=== Excerpted data ===
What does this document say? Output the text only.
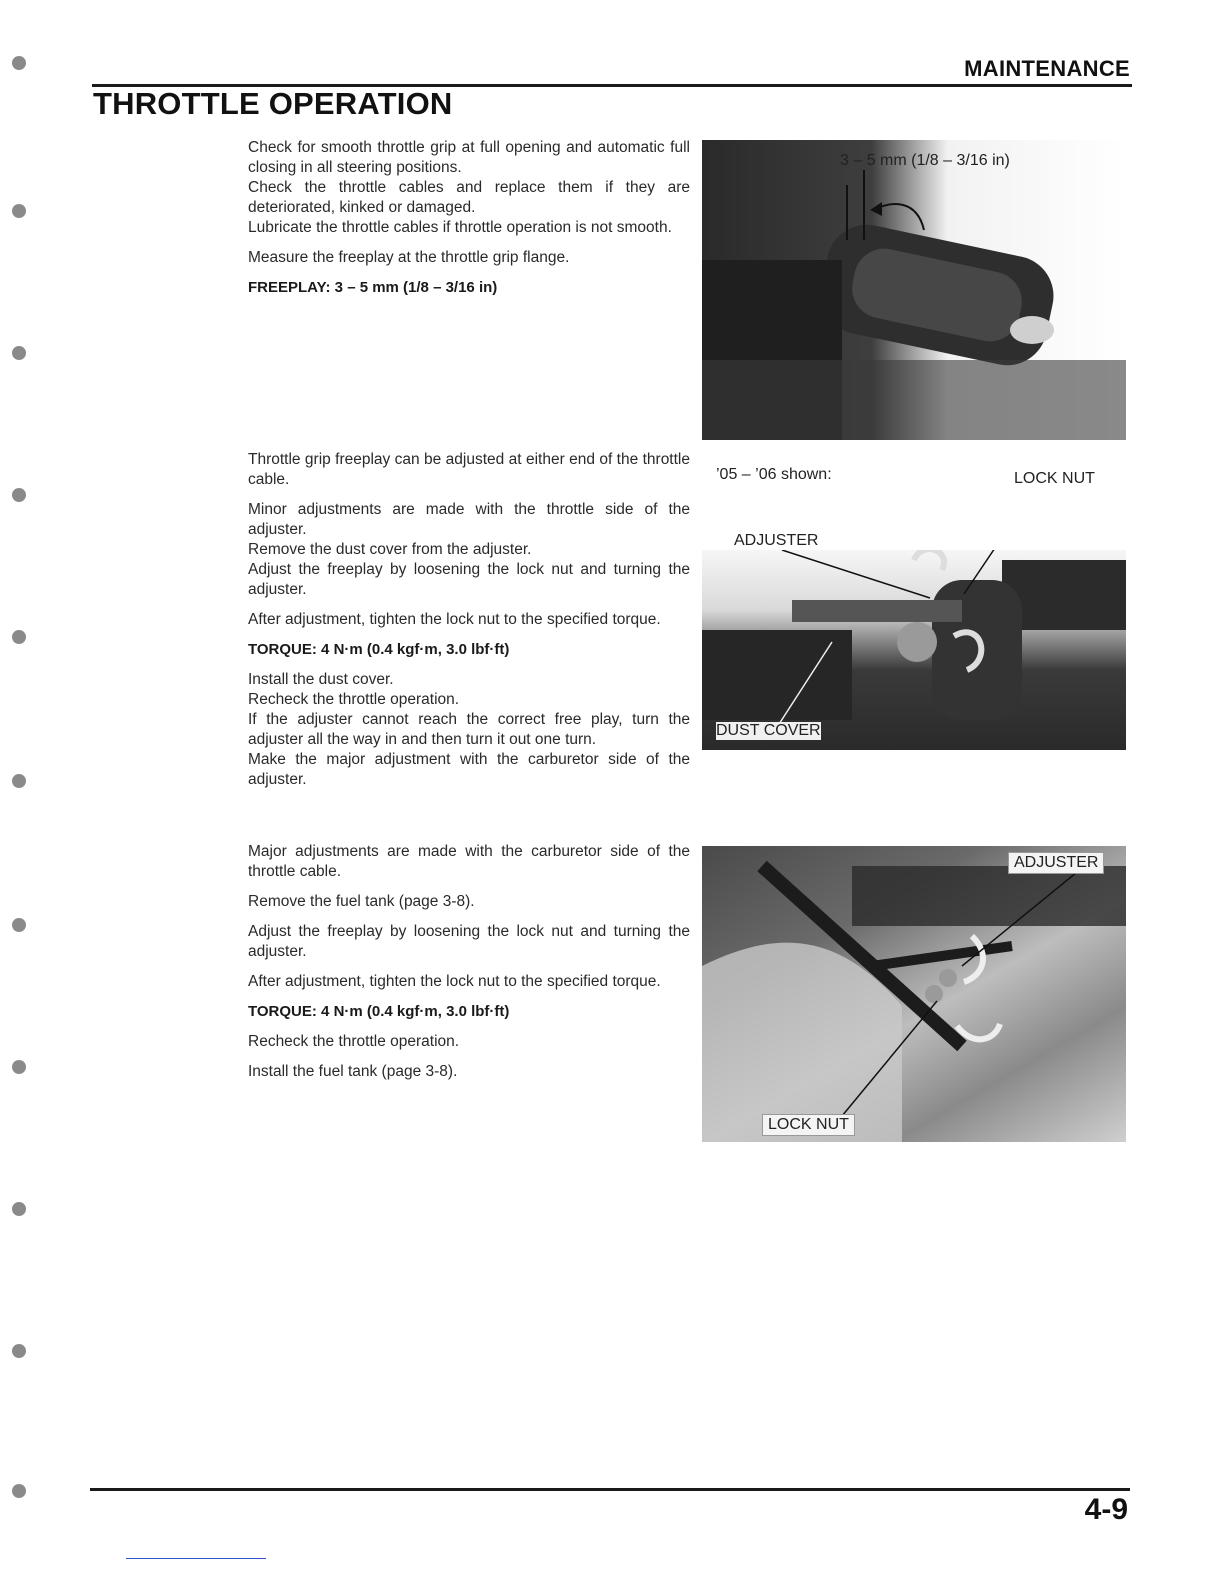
MAINTENANCE
THROTTLE OPERATION

Check for smooth throttle grip at full opening and automatic full closing in all steering positions.

Check the throttle cables and replace them if they are deteriorated, kinked or damaged.

Lubricate the throttle cables if throttle operation is not smooth.

Measure the freeplay at the throttle grip flange.

FREEPLAY: 3 – 5 mm (1/8 – 3/16 in)

Throttle grip freeplay can be adjusted at either end of the throttle cable.

Minor adjustments are made with the throttle side of the adjuster.

Remove the dust cover from the adjuster.

Adjust the freeplay by loosening the lock nut and turning the adjuster.

After adjustment, tighten the lock nut to the specified torque.

TORQUE: 4 N·m (0.4 kgf·m, 3.0 lbf·ft)

Install the dust cover.

Recheck the throttle operation.

If the adjuster cannot reach the correct free play, turn the adjuster all the way in and then turn it out one turn.

Make the major adjustment with the carburetor side of the adjuster.

Major adjustments are made with the carburetor side of the throttle cable.

Remove the fuel tank (page 3-8).

Adjust the freeplay by loosening the lock nut and turning the adjuster.

After adjustment, tighten the lock nut to the specified torque.

TORQUE: 4 N·m (0.4 kgf·m, 3.0 lbf·ft)

Recheck the throttle operation.

Install the fuel tank (page 3-8).

3 – 5 mm (1/8 – 3/16 in)
’05 – ’06 shown:	LOCK NUT
ADJUSTER
DUST COVER
ADJUSTER
LOCK NUT
4-9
===
**Stated problem**. Where a line above holds the string "Remove", show that line.

**Task output**.
Remove the dust cover from the adjuster.
Remove the fuel tank (page 3-8).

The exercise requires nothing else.